Signal processing techniques have played the most important role in wireless communications since the second generation of cellular systems. It is anticipated that new techniques employed in 5G wireless networks will not only improve peak service rates significantly, but also enhance capacity, coverage, reliability , low–latency, efficiency, flexibility, compatibility and convergence to meet the increasing demands imposed by applications such as big data, cloud service, machine–to–machine (M2M) and mission–critical communications.

This book is a comprehensive and detailed guide to all signal processing techniques employed in 5G wireless networks. Uniquely organized into four categories, New Modulation and  Coding,  New Spatial Processing, New Spectrum Opportunities and New System–level  Enabling Technologies, it covers everything from network architecture, physical–layer (down–link and up–link),  protocols and air interface, to cell acquisition, scheduling and rate adaption, access  procedures and relaying to spectrum allocations. All technology aspects and major roadmaps of global 5G standard development and deployments are included in the book.    
Key Features:

  • Offers step–by–step guidance on bringing 5G technology into practice, by applying algorithms and design methodology to real–time circuit implementation, taking into account rapidly growing applications that have multi–standards and multi–systems.

Supplied data:

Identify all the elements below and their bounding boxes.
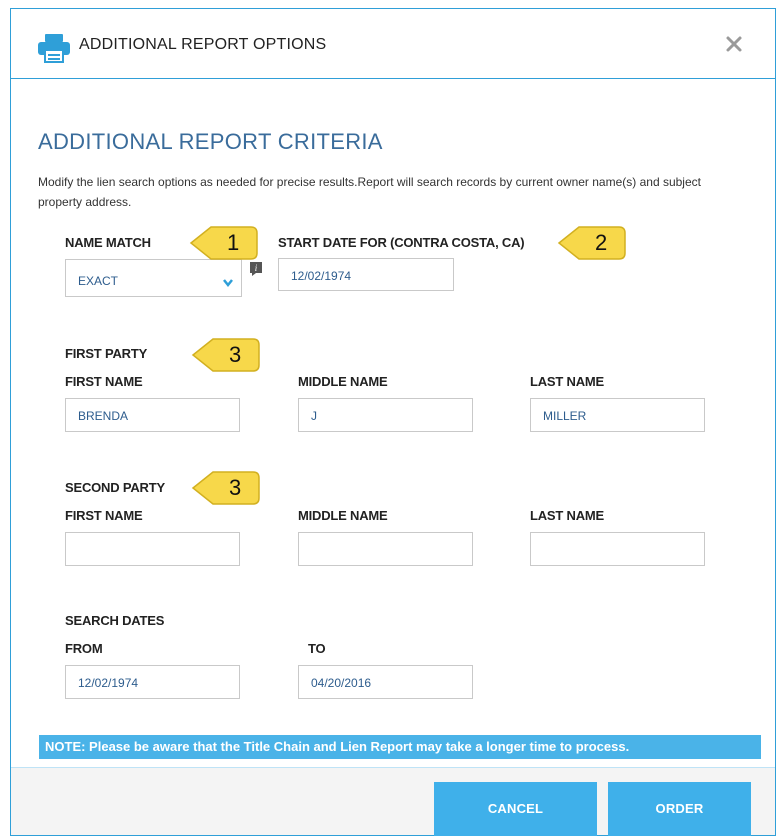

Objectives:
- a) Retype part of the 5G book description: begin at the words "Signal processing techniques have" and stop after "and mission–critical communications.".
- b) According to the 5G book description, since which generation of cellular systems have signal processing techniques played the most important role in wireless communications?
- c) Carry on writing the 5G book description from where it stops.
The material has nothing to do with the 5G book description.

Written answers:
- a)
Signal processing techniques have played the most important role in wireless communications since the second generation of cellular systems. It is anticipated that new techniques employed in 5G wireless networks will not only improve peak service rates significantly, but also enhance capacity, coverage, reliability , low–latency, efficiency, flexibility, compatibility and convergence to meet the increasing demands imposed by applications such as big data, cloud service, machine–to–machine (M2M) and mission–critical communications.

- b) Since the second generation.

- c)
  • Addresses spatial signal processing for 5G, in particular massive multiple–input multiple–output (massive–MIMO), FD–MIMO and 3D–MIMO along with orbital angular momentum multiplexing,  3D beamforming and diversity.
  • Provides detailed algorithms and implementations, and compares all multicarrier modulation and multiple access schemes that offer superior data transmission performance including FBMC, GFDM, F–OFDM, UFMC, SEFDM,  FTN, MUSA, SCMA and NOMA.
  • Demonstrates the translation of  signal processing theories into practical solutions  for new spectrum opportunities in terms of millimeter wave, full–duplex  transmission and license assisted access.
  • Presents well–designed implementation examples, from individual function block to system level for effective and accurate learning.
  • Covers signal processing aspects of emerging system and network architectures, including ultra–dense networks (UDN), software–defined networks (SDN), device–to–device (D2D) communications and cloud radio access network (C–RAN).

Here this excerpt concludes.